§ **Exercise details**
From the listing below, pick out each line with the word "nábytku".

§ **Data provided**
◇ ◇ ◇
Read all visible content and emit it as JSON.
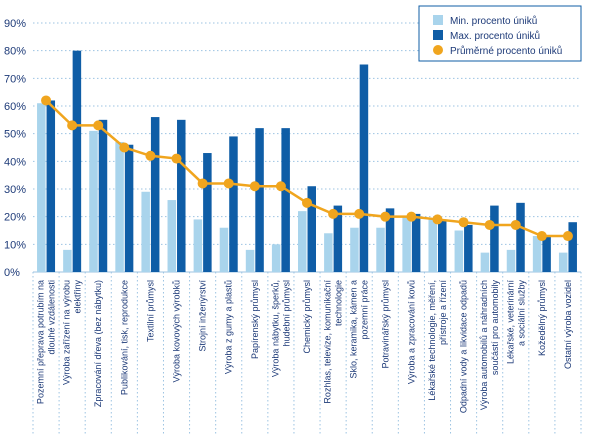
{
  "colors": {
    "min": "#a9d4ec",
    "max": "#0f5da6",
    "avg": "#f0a51e",
    "axis_text": "#1d3a78",
    "grid": "#9cc3e2"
  },
  "chart_data": {
    "type": "bar",
    "title": "",
    "xlabel": "",
    "ylabel": "",
    "ylim": [
      0,
      90
    ],
    "yticks": [
      "0%",
      "10%",
      "20%",
      "30%",
      "40%",
      "50%",
      "60%",
      "70%",
      "80%",
      "90%"
    ],
    "legend_position": "top-right",
    "grid": true,
    "categories": [
      [
        "Pozemní přeprava potrubím na",
        "dlouhé vzdálenosti"
      ],
      [
        "Výroba zařízení na výrobu",
        "elektřiny"
      ],
      [
        "Zpracování dřeva (bez nábytku)"
      ],
      [
        "Publikování, tisk, reprodukce"
      ],
      [
        "Textilní průmysl"
      ],
      [
        "Výroba kovových výrobků"
      ],
      [
        "Strojní inženýrství"
      ],
      [
        "Výroba z gumy a plastů"
      ],
      [
        "Papírenský průmysl"
      ],
      [
        "Výroba nábytku, šperků,",
        "hudební průmysl"
      ],
      [
        "Chemický průmysl"
      ],
      [
        "Rozhlas, televize, komunikační",
        "technologie"
      ],
      [
        "Sklo, keramika, kámen a",
        "pozemní práce"
      ],
      [
        "Potravinářský průmysl"
      ],
      [
        "Výroba a zpracování kovů"
      ],
      [
        "Lékařské technologie, měření,",
        "přístroje a řízení"
      ],
      [
        "Odpadní vody a likvidace odpadů"
      ],
      [
        "Výroba automobilů a náhradních",
        "součástí pro automobily"
      ],
      [
        "Lékařské, veterinární",
        "a sociální služby"
      ],
      [
        "Kožedělný průmysl"
      ],
      [
        "Ostatní výroba vozidel"
      ]
    ],
    "series": [
      {
        "name": "Min. procento úniků",
        "type": "bar",
        "color": "#a9d4ec",
        "values": [
          61,
          8,
          51,
          47,
          29,
          26,
          19,
          16,
          8,
          10,
          22,
          14,
          16,
          16,
          20,
          19,
          15,
          7,
          8,
          13,
          7
        ]
      },
      {
        "name": "Max. procento úniků",
        "type": "bar",
        "color": "#0f5da6",
        "values": [
          62,
          80,
          55,
          46,
          56,
          55,
          43,
          49,
          52,
          52,
          31,
          24,
          75,
          23,
          21,
          19,
          17,
          24,
          25,
          13,
          18
        ]
      },
      {
        "name": "Průměrné procento úniků",
        "type": "line",
        "color": "#f0a51e",
        "values": [
          62,
          53,
          53,
          45,
          42,
          41,
          32,
          32,
          31,
          31,
          25,
          21,
          21,
          20,
          20,
          19,
          18,
          17,
          17,
          13,
          13
        ]
      }
    ]
  }
}
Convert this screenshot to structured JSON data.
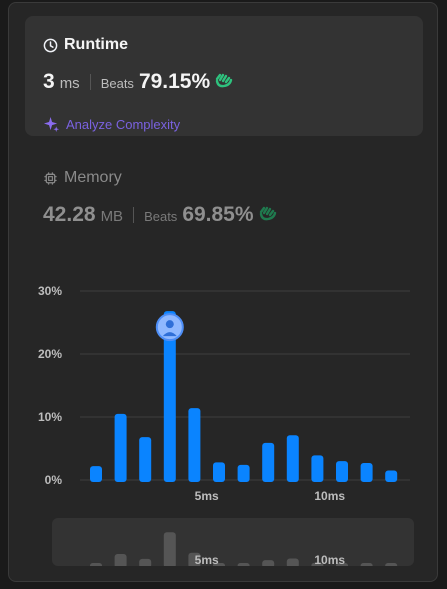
{
  "runtime": {
    "title": "Runtime",
    "value": "3",
    "unit": "ms",
    "beats_label": "Beats",
    "beats_value": "79.15%",
    "analyze_label": "Analyze Complexity"
  },
  "memory": {
    "title": "Memory",
    "value": "42.28",
    "unit": "MB",
    "beats_label": "Beats",
    "beats_value": "69.85%"
  },
  "colors": {
    "bar": "#0a84ff",
    "grid": "#3e3e3e",
    "accent": "#7a62e0",
    "clap": "#2ec27e"
  },
  "chart_data": {
    "type": "bar",
    "title": "",
    "xlabel": "",
    "ylabel": "",
    "x": [
      1,
      2,
      3,
      4,
      5,
      6,
      7,
      8,
      9,
      10,
      11,
      12,
      13
    ],
    "values": [
      2.2,
      10.5,
      6.8,
      26.8,
      11.4,
      2.8,
      2.4,
      5.9,
      7.1,
      3.9,
      3.0,
      2.7,
      1.5
    ],
    "y_ticks": [
      "0%",
      "10%",
      "20%",
      "30%"
    ],
    "ylim": [
      0,
      30
    ],
    "x_tick_labels": [
      {
        "at": 5,
        "label": "5ms"
      },
      {
        "at": 10,
        "label": "10ms"
      }
    ],
    "highlight_x": 4,
    "grid": true
  }
}
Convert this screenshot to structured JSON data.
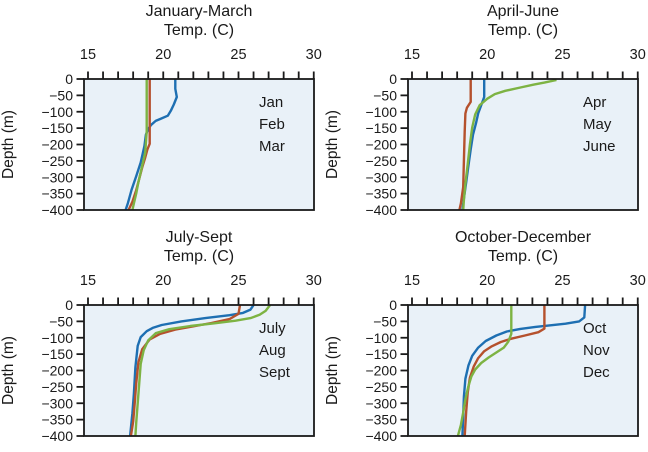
{
  "figure": {
    "background": "#ffffff",
    "plot_background": "#e9f1f8",
    "axis_color": "#1a1a1a",
    "series_colors": {
      "blue": "#1e6fb2",
      "red": "#b5512d",
      "green": "#7db343"
    }
  },
  "axes": {
    "x": {
      "label": "Temp. (C)",
      "min": 15,
      "max": 30,
      "minor_step": 1,
      "major_ticks": [
        15,
        20,
        25,
        30
      ]
    },
    "y": {
      "label": "Depth (m)",
      "min": -400,
      "max": 0,
      "ticks": [
        0,
        -50,
        -100,
        -150,
        -200,
        -250,
        -300,
        -350,
        -400
      ]
    }
  },
  "chart_data": [
    {
      "type": "line",
      "title": "January-March",
      "xlabel": "Temp. (C)",
      "ylabel": "Depth (m)",
      "xlim": [
        15,
        30
      ],
      "ylim": [
        -400,
        0
      ],
      "grid": false,
      "legend_position": "inside-top-right",
      "series": [
        {
          "name": "Jan",
          "color": "#1e6fb2",
          "points": [
            [
              20.8,
              0
            ],
            [
              20.8,
              -30
            ],
            [
              20.9,
              -55
            ],
            [
              20.7,
              -78
            ],
            [
              20.5,
              -97
            ],
            [
              20.3,
              -112
            ],
            [
              19.8,
              -122
            ],
            [
              19.5,
              -128
            ],
            [
              19.2,
              -140
            ],
            [
              19.0,
              -152
            ],
            [
              18.85,
              -170
            ],
            [
              18.75,
              -205
            ],
            [
              18.5,
              -255
            ],
            [
              18.2,
              -297
            ],
            [
              17.9,
              -338
            ],
            [
              17.65,
              -379
            ],
            [
              17.5,
              -400
            ]
          ]
        },
        {
          "name": "Feb",
          "color": "#b5512d",
          "points": [
            [
              19.1,
              0
            ],
            [
              19.1,
              -198
            ],
            [
              18.95,
              -215
            ],
            [
              18.8,
              -240
            ],
            [
              18.6,
              -270
            ],
            [
              18.4,
              -305
            ],
            [
              18.2,
              -340
            ],
            [
              17.95,
              -375
            ],
            [
              17.7,
              -400
            ]
          ]
        },
        {
          "name": "Mar",
          "color": "#7db343",
          "points": [
            [
              18.9,
              0
            ],
            [
              18.9,
              -160
            ],
            [
              18.85,
              -195
            ],
            [
              18.8,
              -225
            ],
            [
              18.65,
              -255
            ],
            [
              18.5,
              -285
            ],
            [
              18.35,
              -315
            ],
            [
              18.2,
              -350
            ],
            [
              18.05,
              -380
            ],
            [
              17.95,
              -400
            ]
          ]
        }
      ]
    },
    {
      "type": "line",
      "title": "April-June",
      "xlabel": "Temp. (C)",
      "ylabel": "Depth (m)",
      "xlim": [
        15,
        30
      ],
      "ylim": [
        -400,
        0
      ],
      "grid": false,
      "legend_position": "inside-top-right",
      "series": [
        {
          "name": "Apr",
          "color": "#1e6fb2",
          "points": [
            [
              19.8,
              0
            ],
            [
              19.8,
              -55
            ],
            [
              19.6,
              -80
            ],
            [
              19.4,
              -105
            ],
            [
              19.25,
              -135
            ],
            [
              19.05,
              -170
            ],
            [
              18.9,
              -215
            ],
            [
              18.75,
              -265
            ],
            [
              18.6,
              -315
            ],
            [
              18.45,
              -365
            ],
            [
              18.35,
              -400
            ]
          ]
        },
        {
          "name": "May",
          "color": "#b5512d",
          "points": [
            [
              18.9,
              0
            ],
            [
              18.9,
              -70
            ],
            [
              18.65,
              -88
            ],
            [
              18.55,
              -105
            ],
            [
              18.5,
              -160
            ],
            [
              18.45,
              -250
            ],
            [
              18.4,
              -330
            ],
            [
              18.25,
              -380
            ],
            [
              18.15,
              -400
            ]
          ]
        },
        {
          "name": "June",
          "color": "#7db343",
          "points": [
            [
              24.6,
              -3
            ],
            [
              23.8,
              -11
            ],
            [
              23.1,
              -17
            ],
            [
              22.2,
              -26
            ],
            [
              21.2,
              -36
            ],
            [
              20.5,
              -46
            ],
            [
              20.0,
              -60
            ],
            [
              19.5,
              -80
            ],
            [
              19.2,
              -108
            ],
            [
              19.0,
              -148
            ],
            [
              18.85,
              -200
            ],
            [
              18.7,
              -260
            ],
            [
              18.55,
              -320
            ],
            [
              18.45,
              -370
            ],
            [
              18.4,
              -400
            ]
          ]
        }
      ]
    },
    {
      "type": "line",
      "title": "July-Sept",
      "xlabel": "Temp. (C)",
      "ylabel": "Depth (m)",
      "xlim": [
        15,
        30
      ],
      "ylim": [
        -400,
        0
      ],
      "grid": false,
      "legend_position": "inside-top-right",
      "series": [
        {
          "name": "July",
          "color": "#1e6fb2",
          "points": [
            [
              26.0,
              0
            ],
            [
              25.8,
              -14
            ],
            [
              25.3,
              -24
            ],
            [
              24.4,
              -31
            ],
            [
              22.8,
              -40
            ],
            [
              21.2,
              -50
            ],
            [
              19.9,
              -61
            ],
            [
              19.3,
              -70
            ],
            [
              18.9,
              -80
            ],
            [
              18.5,
              -98
            ],
            [
              18.3,
              -125
            ],
            [
              18.15,
              -190
            ],
            [
              18.05,
              -270
            ],
            [
              17.95,
              -330
            ],
            [
              17.8,
              -400
            ]
          ]
        },
        {
          "name": "Aug",
          "color": "#b5512d",
          "points": [
            [
              25.1,
              0
            ],
            [
              25.0,
              -27
            ],
            [
              24.4,
              -43
            ],
            [
              23.2,
              -55
            ],
            [
              22.0,
              -65
            ],
            [
              20.8,
              -75
            ],
            [
              19.8,
              -88
            ],
            [
              19.1,
              -105
            ],
            [
              18.6,
              -135
            ],
            [
              18.35,
              -175
            ],
            [
              18.2,
              -240
            ],
            [
              18.1,
              -300
            ],
            [
              18.0,
              -355
            ],
            [
              17.85,
              -400
            ]
          ]
        },
        {
          "name": "Sept",
          "color": "#7db343",
          "points": [
            [
              27.1,
              0
            ],
            [
              26.8,
              -18
            ],
            [
              26.4,
              -30
            ],
            [
              25.8,
              -40
            ],
            [
              24.8,
              -48
            ],
            [
              23.4,
              -56
            ],
            [
              21.8,
              -64
            ],
            [
              20.4,
              -74
            ],
            [
              19.5,
              -86
            ],
            [
              19.0,
              -108
            ],
            [
              18.7,
              -138
            ],
            [
              18.5,
              -180
            ],
            [
              18.4,
              -240
            ],
            [
              18.3,
              -300
            ],
            [
              18.2,
              -360
            ],
            [
              18.15,
              -400
            ]
          ]
        }
      ]
    },
    {
      "type": "line",
      "title": "October-December",
      "xlabel": "Temp. (C)",
      "ylabel": "Depth (m)",
      "xlim": [
        15,
        30
      ],
      "ylim": [
        -400,
        0
      ],
      "grid": false,
      "legend_position": "inside-top-right",
      "series": [
        {
          "name": "Oct",
          "color": "#1e6fb2",
          "points": [
            [
              26.5,
              0
            ],
            [
              26.45,
              -38
            ],
            [
              26.1,
              -50
            ],
            [
              25.2,
              -57
            ],
            [
              24.2,
              -62
            ],
            [
              23.2,
              -67
            ],
            [
              22.2,
              -73
            ],
            [
              21.3,
              -81
            ],
            [
              20.6,
              -93
            ],
            [
              19.9,
              -110
            ],
            [
              19.4,
              -130
            ],
            [
              19.0,
              -155
            ],
            [
              18.75,
              -185
            ],
            [
              18.55,
              -225
            ],
            [
              18.45,
              -280
            ],
            [
              18.4,
              -340
            ],
            [
              18.35,
              -400
            ]
          ]
        },
        {
          "name": "Nov",
          "color": "#b5512d",
          "points": [
            [
              23.8,
              0
            ],
            [
              23.8,
              -72
            ],
            [
              23.4,
              -83
            ],
            [
              22.5,
              -93
            ],
            [
              21.6,
              -103
            ],
            [
              20.9,
              -113
            ],
            [
              20.3,
              -126
            ],
            [
              19.8,
              -141
            ],
            [
              19.4,
              -162
            ],
            [
              19.1,
              -188
            ],
            [
              18.85,
              -222
            ],
            [
              18.7,
              -268
            ],
            [
              18.6,
              -325
            ],
            [
              18.5,
              -400
            ]
          ]
        },
        {
          "name": "Dec",
          "color": "#7db343",
          "points": [
            [
              21.6,
              0
            ],
            [
              21.6,
              -88
            ],
            [
              21.4,
              -112
            ],
            [
              21.1,
              -130
            ],
            [
              20.6,
              -145
            ],
            [
              20.1,
              -160
            ],
            [
              19.6,
              -177
            ],
            [
              19.2,
              -197
            ],
            [
              18.95,
              -218
            ],
            [
              18.75,
              -248
            ],
            [
              18.55,
              -288
            ],
            [
              18.4,
              -328
            ],
            [
              18.25,
              -366
            ],
            [
              18.05,
              -400
            ]
          ]
        }
      ]
    }
  ]
}
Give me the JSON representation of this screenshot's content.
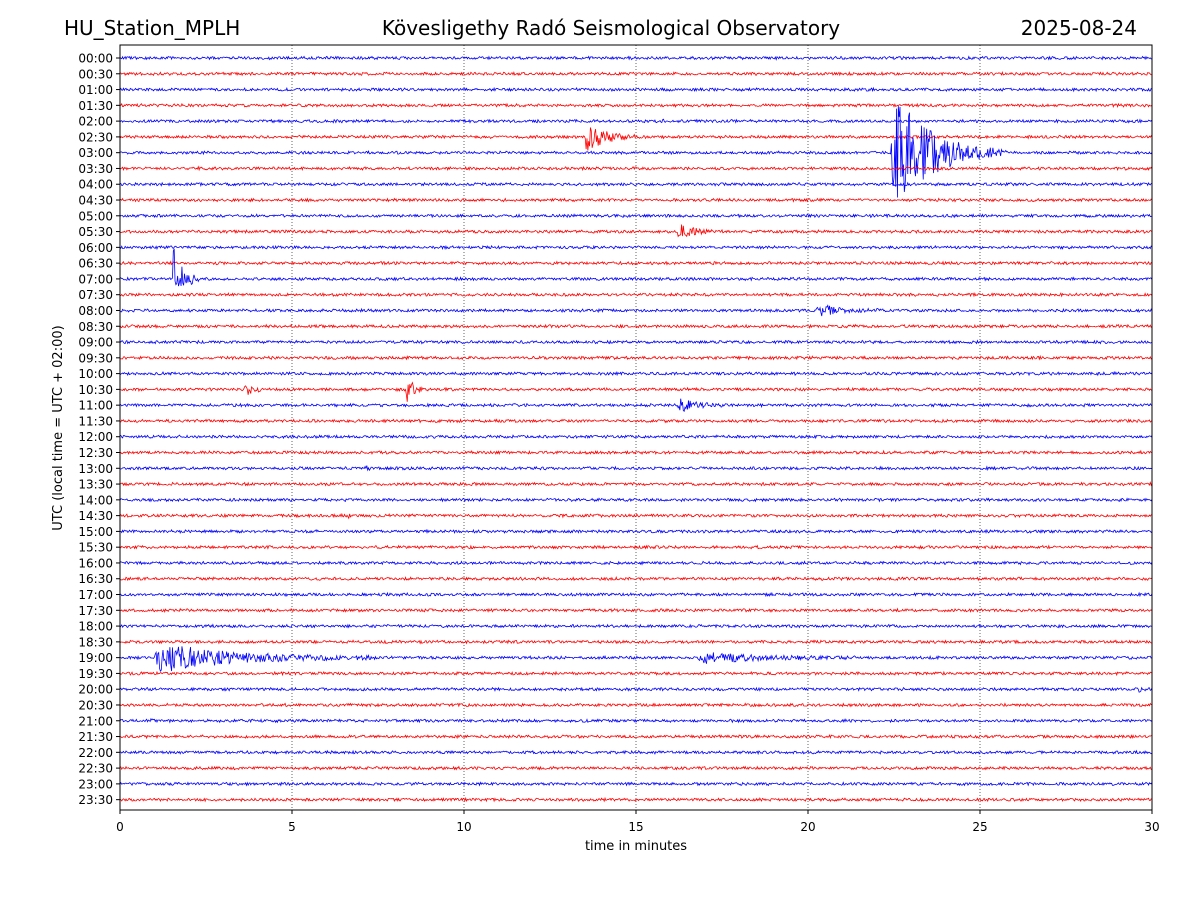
◇ ◇ ◇
§ **Complete answer**
        "Zpracování dřeva (bez nábytku)"
        "Výroba nábytku, šperků,",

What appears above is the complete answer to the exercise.